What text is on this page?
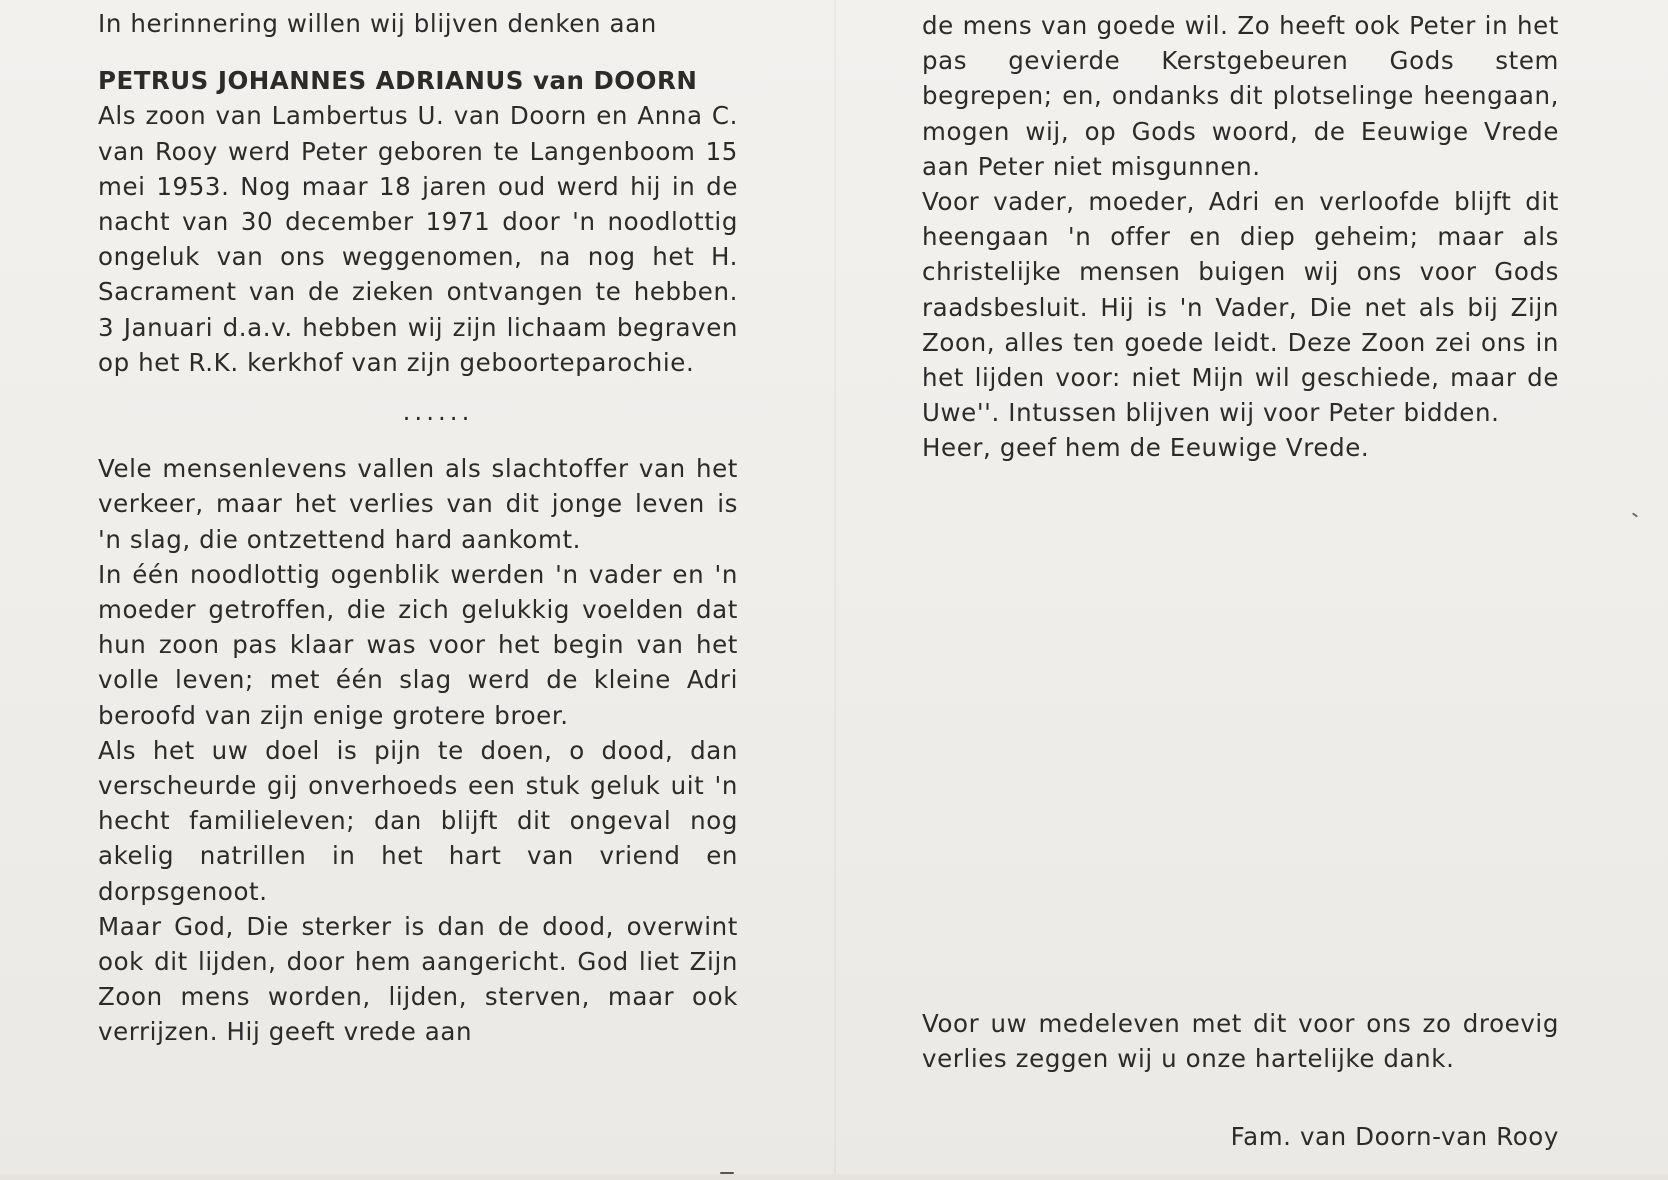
In herinnering willen wij blijven denken aan

PETRUS JOHANNES ADRIANUS van DOORN

Als zoon van Lambertus U. van Doorn en Anna C. van Rooy werd Peter geboren te Langenboom 15 mei 1953. Nog maar 18 jaren oud werd hij in de nacht van 30 december 1971 door 'n noodlottig ongeluk van ons weggenomen, na nog het H. Sacrament van de zieken ontvangen te hebben. 3 Januari d.a.v. hebben wij zijn lichaam begraven op het R.K. kerkhof van zijn geboorteparochie.

......

Vele mensenlevens vallen als slachtoffer van het verkeer, maar het verlies van dit jonge leven is 'n slag, die ontzettend hard aankomt.

In één noodlottig ogenblik werden 'n vader en 'n moeder getroffen, die zich gelukkig voelden dat hun zoon pas klaar was voor het begin van het volle leven; met één slag werd de kleine Adri beroofd van zijn enige grotere broer.

Als het uw doel is pijn te doen, o dood, dan verscheurde gij onverhoeds een stuk geluk uit 'n hecht familieleven; dan blijft dit ongeval nog akelig natrillen in het hart van vriend en dorpsgenoot.

Maar God, Die sterker is dan de dood, overwint ook dit lijden, door hem aangericht. God liet Zijn Zoon mens worden, lijden, sterven, maar ook verrijzen. Hij geeft vrede aan

de mens van goede wil. Zo heeft ook Peter in het pas gevierde Kerstgebeuren Gods stem begrepen; en, ondanks dit plotselinge heengaan, mogen wij, op Gods woord, de Eeuwige Vrede aan Peter niet misgunnen.

Voor vader, moeder, Adri en verloofde blijft dit heengaan 'n offer en diep geheim; maar als christelijke mensen buigen wij ons voor Gods raadsbesluit. Hij is 'n Vader, Die net als bij Zijn Zoon, alles ten goede leidt. Deze Zoon zei ons in het lijden voor: niet Mijn wil geschiede, maar de Uwe''. Intussen blijven wij voor Peter bidden.

Heer, geef hem de Eeuwige Vrede.

Voor uw medeleven met dit voor ons zo droevig verlies zeggen wij u onze hartelijke dank.

Fam. van Doorn-van Rooy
---*---
• Exercise description:
Nothing but the pictures should be left out when the records are retyped exactly.

• Solution:
What text is on this page?
In herinnering willen wij blijven denken aan

PETRUS JOHANNES ADRIANUS van DOORN

Als zoon van Lambertus U. van Doorn en Anna C. van Rooy werd Peter geboren te Langenboom 15 mei 1953. Nog maar 18 jaren oud werd hij in de nacht van 30 december 1971 door 'n noodlottig ongeluk van ons weggenomen, na nog het H. Sacrament van de zieken ontvangen te hebben. 3 Januari d.a.v. hebben wij zijn lichaam begraven op het R.K. kerkhof van zijn geboorteparochie.

......

Vele mensenlevens vallen als slachtoffer van het verkeer, maar het verlies van dit jonge leven is 'n slag, die ontzettend hard aankomt.

In één noodlottig ogenblik werden 'n vader en 'n moeder getroffen, die zich gelukkig voelden dat hun zoon pas klaar was voor het begin van het volle leven; met één slag werd de kleine Adri beroofd van zijn enige grotere broer.

Als het uw doel is pijn te doen, o dood, dan verscheurde gij onverhoeds een stuk geluk uit 'n hecht familieleven; dan blijft dit ongeval nog akelig natrillen in het hart van vriend en dorpsgenoot.

Maar God, Die sterker is dan de dood, overwint ook dit lijden, door hem aangericht. God liet Zijn Zoon mens worden, lijden, sterven, maar ook verrijzen. Hij geeft vrede aan

de mens van goede wil. Zo heeft ook Peter in het pas gevierde Kerstgebeuren Gods stem begrepen; en, ondanks dit plotselinge heengaan, mogen wij, op Gods woord, de Eeuwige Vrede aan Peter niet misgunnen.

Voor vader, moeder, Adri en verloofde blijft dit heengaan 'n offer en diep geheim; maar als christelijke mensen buigen wij ons voor Gods raadsbesluit. Hij is 'n Vader, Die net als bij Zijn Zoon, alles ten goede leidt. Deze Zoon zei ons in het lijden voor: niet Mijn wil geschiede, maar de Uwe''. Intussen blijven wij voor Peter bidden.

Heer, geef hem de Eeuwige Vrede.

Voor uw medeleven met dit voor ons zo droevig verlies zeggen wij u onze hartelijke dank.

Fam. van Doorn-van Rooy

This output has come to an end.